***** Supplied text
Kearse finished his career with the Vikings after appearing in 62 games with five starts (only missed two games), while making 79 tackles, one interception, 8 passes defensed and 39 special teams tackles.

Detroit Lions
On March 27, 2020, Kearse signed a one-year, $2.75 million contract with the Detroit Lions. On July 31, 2020, he was suspended the first three games of 2020 for violating the NFL substance-abuse policy. He was reinstated from suspension and activated on October 1, 2020.

Kearse appeared in 11 games with 7 starts, posting 56 tackles, one quarterback pressure, 2 pass breakups, one forced fumble and 3 special teams tackles. He was named the full-time starter at strong safety in the eighth game against his former team the Minnesota Vikings. He tied a career-high 8 tackles against the Minnesota Vikings, Washington Football Team and Chicago Bears.

He didn't play in Week 16 against the Tampa Bay Buccaneers, after reportedly leaving the hotel room without permission and being late to a bed check on a road trip, which violated the team rules. On December 28, 2020, Kearse was waived by the Lions before the season finale.
**********
***** Material supplied
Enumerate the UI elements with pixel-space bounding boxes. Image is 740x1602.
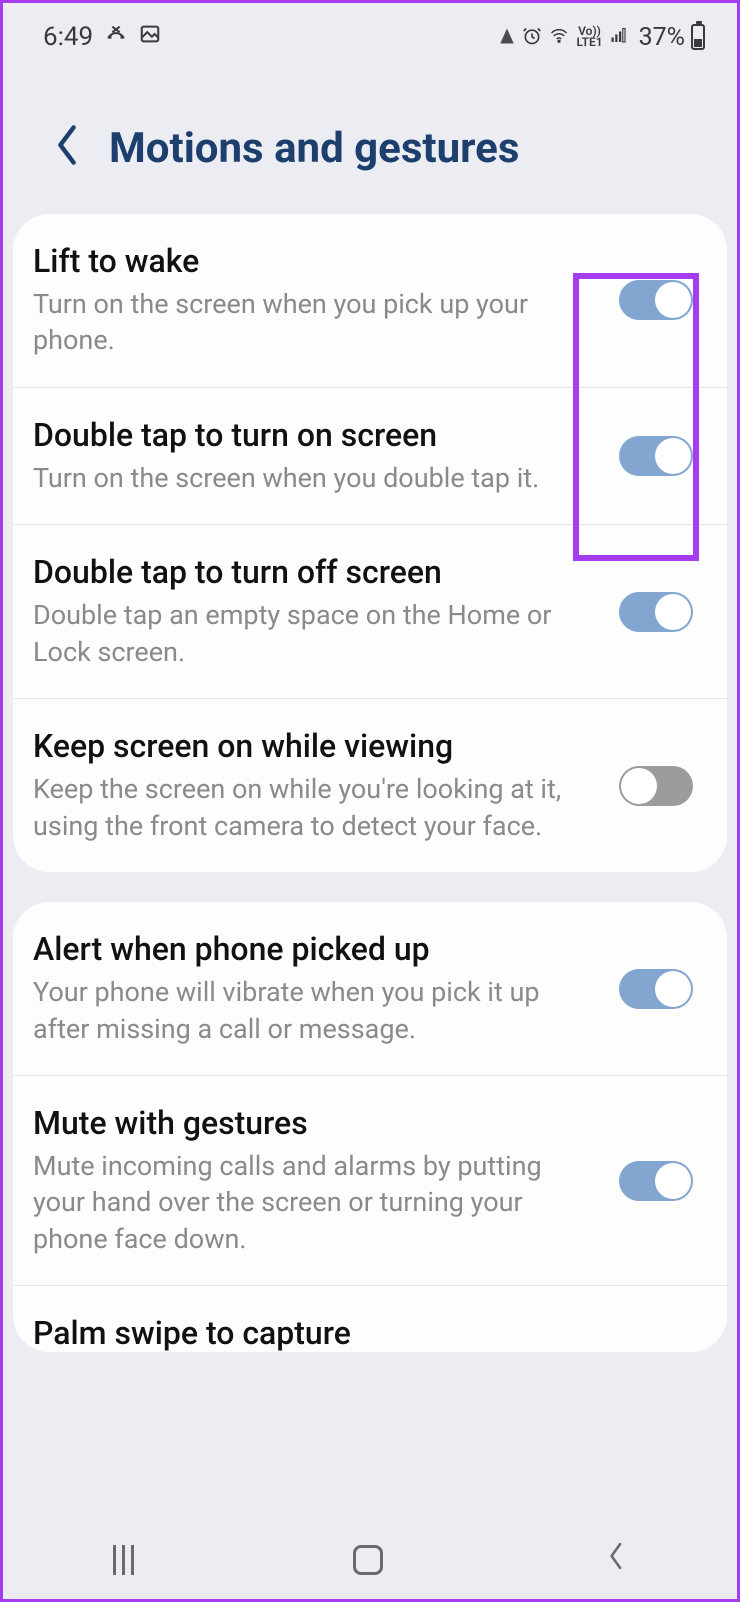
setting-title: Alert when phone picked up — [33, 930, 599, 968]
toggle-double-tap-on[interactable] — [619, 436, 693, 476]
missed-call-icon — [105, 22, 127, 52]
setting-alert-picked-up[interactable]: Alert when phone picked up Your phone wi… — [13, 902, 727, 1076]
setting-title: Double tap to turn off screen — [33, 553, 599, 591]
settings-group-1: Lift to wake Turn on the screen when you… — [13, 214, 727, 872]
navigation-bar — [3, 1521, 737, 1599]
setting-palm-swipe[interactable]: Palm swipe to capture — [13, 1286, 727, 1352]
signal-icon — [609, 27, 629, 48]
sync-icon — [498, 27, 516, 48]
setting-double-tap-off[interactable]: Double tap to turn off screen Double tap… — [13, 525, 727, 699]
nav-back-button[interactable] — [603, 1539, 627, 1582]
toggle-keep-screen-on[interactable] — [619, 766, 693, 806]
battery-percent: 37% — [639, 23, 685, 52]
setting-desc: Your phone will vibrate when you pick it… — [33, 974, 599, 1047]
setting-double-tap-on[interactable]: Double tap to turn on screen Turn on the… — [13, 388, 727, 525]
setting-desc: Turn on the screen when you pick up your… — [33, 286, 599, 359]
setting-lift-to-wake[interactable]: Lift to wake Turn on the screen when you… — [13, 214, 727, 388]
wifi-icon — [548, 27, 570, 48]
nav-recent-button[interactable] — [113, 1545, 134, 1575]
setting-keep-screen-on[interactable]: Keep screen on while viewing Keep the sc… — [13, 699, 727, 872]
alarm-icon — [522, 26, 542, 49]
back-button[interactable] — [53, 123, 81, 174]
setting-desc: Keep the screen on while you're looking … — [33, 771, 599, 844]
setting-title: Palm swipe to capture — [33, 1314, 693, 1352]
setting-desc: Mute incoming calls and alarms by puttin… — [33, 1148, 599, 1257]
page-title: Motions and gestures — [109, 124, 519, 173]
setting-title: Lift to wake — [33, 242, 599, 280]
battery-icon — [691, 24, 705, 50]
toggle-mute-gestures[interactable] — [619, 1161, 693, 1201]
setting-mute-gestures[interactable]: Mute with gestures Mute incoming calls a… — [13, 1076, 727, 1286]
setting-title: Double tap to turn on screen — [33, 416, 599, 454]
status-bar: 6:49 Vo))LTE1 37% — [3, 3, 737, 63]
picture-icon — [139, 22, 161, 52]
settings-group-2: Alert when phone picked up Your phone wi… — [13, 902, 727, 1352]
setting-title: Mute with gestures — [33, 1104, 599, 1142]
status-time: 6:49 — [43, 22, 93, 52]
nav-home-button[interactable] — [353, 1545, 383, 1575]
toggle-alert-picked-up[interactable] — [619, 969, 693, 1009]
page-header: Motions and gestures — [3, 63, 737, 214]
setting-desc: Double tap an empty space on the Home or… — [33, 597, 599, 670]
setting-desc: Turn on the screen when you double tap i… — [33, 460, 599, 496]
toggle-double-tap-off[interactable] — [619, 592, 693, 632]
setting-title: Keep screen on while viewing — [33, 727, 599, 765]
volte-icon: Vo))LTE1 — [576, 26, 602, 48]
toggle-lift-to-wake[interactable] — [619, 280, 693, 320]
**********
***** Material supplied
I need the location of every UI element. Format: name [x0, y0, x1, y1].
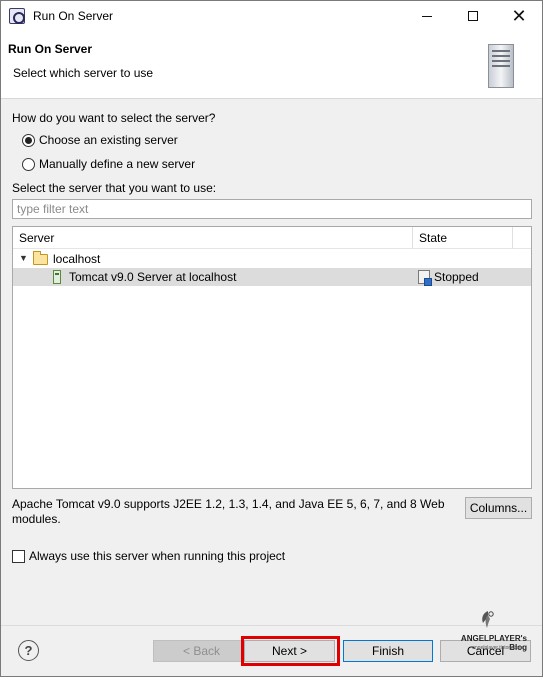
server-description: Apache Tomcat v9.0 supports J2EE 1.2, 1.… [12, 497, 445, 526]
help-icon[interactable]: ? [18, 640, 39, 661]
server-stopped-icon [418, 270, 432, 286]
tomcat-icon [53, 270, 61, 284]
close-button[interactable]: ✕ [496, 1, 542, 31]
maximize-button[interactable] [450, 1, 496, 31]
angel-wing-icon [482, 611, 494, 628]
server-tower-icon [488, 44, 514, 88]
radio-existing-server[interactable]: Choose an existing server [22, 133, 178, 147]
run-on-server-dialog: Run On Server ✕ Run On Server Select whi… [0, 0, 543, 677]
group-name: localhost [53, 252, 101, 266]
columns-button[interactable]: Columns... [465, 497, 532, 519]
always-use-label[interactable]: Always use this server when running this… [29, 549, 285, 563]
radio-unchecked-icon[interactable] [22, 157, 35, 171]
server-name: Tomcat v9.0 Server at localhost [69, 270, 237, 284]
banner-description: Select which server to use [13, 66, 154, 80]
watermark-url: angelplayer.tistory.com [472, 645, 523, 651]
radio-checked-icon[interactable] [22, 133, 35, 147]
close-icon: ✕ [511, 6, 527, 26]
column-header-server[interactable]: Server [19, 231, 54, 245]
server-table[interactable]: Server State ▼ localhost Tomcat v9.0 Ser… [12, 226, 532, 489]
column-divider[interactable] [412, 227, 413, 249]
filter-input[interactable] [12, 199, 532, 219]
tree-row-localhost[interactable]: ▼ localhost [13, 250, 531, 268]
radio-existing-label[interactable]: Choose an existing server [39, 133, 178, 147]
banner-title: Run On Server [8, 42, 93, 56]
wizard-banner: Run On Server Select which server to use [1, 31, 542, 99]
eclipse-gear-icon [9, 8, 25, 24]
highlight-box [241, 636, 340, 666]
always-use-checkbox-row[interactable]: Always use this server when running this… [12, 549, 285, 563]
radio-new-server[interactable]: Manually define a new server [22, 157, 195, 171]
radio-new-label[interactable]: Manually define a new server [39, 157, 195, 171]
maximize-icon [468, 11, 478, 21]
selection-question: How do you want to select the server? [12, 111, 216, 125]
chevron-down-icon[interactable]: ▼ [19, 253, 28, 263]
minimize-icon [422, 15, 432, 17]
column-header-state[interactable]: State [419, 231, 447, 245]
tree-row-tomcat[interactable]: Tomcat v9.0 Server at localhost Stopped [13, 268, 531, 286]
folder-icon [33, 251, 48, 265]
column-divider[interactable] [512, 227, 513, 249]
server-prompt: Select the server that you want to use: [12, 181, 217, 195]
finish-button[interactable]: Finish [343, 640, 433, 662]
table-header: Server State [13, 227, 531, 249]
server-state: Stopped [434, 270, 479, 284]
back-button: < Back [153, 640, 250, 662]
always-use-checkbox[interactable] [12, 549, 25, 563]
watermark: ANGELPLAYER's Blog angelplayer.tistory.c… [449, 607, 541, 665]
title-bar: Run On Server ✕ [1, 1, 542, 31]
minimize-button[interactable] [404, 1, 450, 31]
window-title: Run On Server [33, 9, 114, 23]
**********
▸ Tasks
1/ Print the stretch of the passage on Kearse's career from "Kearse finished his" through "39 special teams tackles.".
2/ Based on the passage on Kearse's career, state whether each statement below agrees with it. Answer yes or no, and quote the words that decide each answer. (a) Kearse signed a one-year contract worth $2.75 million with the Detroit Lions. (b) Kearse started every game in which he appeared for the Lions. (c) Kearse played in Week 16 against the Tampa Bay Buccaneers.
3/ Recast the paragraph of the passage on Kearse's career that begins "Kearse appeared in 11 games" as a list, keeping its main facts.

▸ Results
1/
Kearse finished his career with the Vikings after appearing in 62 games with five starts (only missed two games), while making 79 tackles, one interception, 8 passes defensed and 39 special teams tackles.

2/
(a) Yes: "Kearse signed a one-year, $2.75 million contract with the Detroit Lions"
(b) No: "Kearse appeared in 11 games with 7 starts"
(c) No: "He didn't play in Week 16 against the Tampa Bay Buccaneers"

3/
- Appeared in 11 games with 7 starts
- Posted 56 tackles, one quarterback pressure, 2 pass breakups, one forced fumble and 3 special teams tackles
- Named the full-time starter at strong safety in the eighth game, against his former team, the Minnesota Vikings
- Tied a career-high 8 tackles against the Minnesota Vikings, Washington Football Team and Chicago Bears